ACTIVITY.
Whenever a line below holds the word "Wang", copy that line.

Start of DATA SHOWN

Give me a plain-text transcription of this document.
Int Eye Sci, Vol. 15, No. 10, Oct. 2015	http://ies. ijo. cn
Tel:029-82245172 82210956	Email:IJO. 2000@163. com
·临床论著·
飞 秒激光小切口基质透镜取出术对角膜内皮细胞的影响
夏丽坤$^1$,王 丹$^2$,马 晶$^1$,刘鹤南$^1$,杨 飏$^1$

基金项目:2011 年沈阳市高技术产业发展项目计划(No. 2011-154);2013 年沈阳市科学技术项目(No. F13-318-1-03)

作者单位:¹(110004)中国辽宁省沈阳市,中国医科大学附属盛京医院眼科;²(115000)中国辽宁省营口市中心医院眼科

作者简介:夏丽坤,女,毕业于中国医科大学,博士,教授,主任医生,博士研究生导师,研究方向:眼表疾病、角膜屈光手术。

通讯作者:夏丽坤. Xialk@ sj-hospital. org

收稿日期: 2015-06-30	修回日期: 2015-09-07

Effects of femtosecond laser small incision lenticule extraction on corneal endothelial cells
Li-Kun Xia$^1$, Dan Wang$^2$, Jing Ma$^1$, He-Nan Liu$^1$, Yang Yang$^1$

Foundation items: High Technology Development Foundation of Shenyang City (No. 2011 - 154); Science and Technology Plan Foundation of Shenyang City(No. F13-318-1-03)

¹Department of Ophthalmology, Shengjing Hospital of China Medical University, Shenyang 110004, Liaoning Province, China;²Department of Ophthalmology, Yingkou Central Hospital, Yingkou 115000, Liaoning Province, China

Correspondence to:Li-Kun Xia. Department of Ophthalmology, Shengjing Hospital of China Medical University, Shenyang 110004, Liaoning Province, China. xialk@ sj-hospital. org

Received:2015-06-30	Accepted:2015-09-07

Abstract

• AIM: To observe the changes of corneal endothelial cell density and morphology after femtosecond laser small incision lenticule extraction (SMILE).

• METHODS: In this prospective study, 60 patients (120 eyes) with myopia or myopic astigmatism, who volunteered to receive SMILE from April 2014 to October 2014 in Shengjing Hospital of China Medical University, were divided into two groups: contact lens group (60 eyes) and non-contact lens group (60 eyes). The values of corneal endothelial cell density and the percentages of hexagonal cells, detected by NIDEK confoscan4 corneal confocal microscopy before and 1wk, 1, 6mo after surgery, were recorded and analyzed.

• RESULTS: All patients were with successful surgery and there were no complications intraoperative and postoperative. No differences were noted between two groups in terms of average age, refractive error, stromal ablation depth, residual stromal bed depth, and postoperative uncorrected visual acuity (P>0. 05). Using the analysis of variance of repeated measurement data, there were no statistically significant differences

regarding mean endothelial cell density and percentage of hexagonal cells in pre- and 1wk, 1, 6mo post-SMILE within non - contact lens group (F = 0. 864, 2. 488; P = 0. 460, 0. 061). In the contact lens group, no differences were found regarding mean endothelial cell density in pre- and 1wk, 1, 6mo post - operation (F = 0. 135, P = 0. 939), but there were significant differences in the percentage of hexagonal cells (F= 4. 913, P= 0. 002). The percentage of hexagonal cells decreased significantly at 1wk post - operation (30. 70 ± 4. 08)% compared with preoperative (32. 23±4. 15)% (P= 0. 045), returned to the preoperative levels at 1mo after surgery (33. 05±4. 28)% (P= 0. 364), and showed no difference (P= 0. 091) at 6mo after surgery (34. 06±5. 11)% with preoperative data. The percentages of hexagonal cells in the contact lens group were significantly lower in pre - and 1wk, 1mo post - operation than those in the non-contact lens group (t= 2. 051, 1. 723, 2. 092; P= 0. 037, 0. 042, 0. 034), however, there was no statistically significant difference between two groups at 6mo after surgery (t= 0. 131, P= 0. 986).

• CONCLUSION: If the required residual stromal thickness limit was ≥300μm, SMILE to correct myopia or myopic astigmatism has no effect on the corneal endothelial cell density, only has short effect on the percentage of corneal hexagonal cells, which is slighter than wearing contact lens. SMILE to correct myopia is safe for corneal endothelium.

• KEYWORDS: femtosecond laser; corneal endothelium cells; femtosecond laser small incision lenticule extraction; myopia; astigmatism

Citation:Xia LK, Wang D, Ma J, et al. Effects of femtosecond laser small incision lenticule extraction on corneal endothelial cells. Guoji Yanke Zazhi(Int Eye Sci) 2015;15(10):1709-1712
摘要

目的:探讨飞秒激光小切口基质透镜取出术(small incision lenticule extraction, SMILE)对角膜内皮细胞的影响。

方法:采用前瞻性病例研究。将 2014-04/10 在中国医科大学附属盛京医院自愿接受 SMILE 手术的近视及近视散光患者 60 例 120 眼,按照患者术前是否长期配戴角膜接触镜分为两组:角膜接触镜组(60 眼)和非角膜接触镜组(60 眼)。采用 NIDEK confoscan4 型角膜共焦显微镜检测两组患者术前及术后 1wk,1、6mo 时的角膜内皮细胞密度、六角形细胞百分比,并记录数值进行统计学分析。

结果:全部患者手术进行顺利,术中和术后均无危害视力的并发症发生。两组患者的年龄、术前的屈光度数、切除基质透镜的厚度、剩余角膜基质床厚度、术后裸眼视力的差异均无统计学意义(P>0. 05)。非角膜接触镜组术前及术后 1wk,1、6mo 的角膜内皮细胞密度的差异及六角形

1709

End of DATA SHOWN

EXERCISE RESPONSE.
Li-Kun Xia$^1$, Dan Wang$^2$, Jing Ma$^1$, He-Nan Liu$^1$, Yang Yang$^1$
Citation:Xia LK, Wang D, Ma J, et al. Effects of femtosecond laser small incision lenticule extraction on corneal endothelial cells. Guoji Yanke Zazhi(Int Eye Sci) 2015;15(10):1709-1712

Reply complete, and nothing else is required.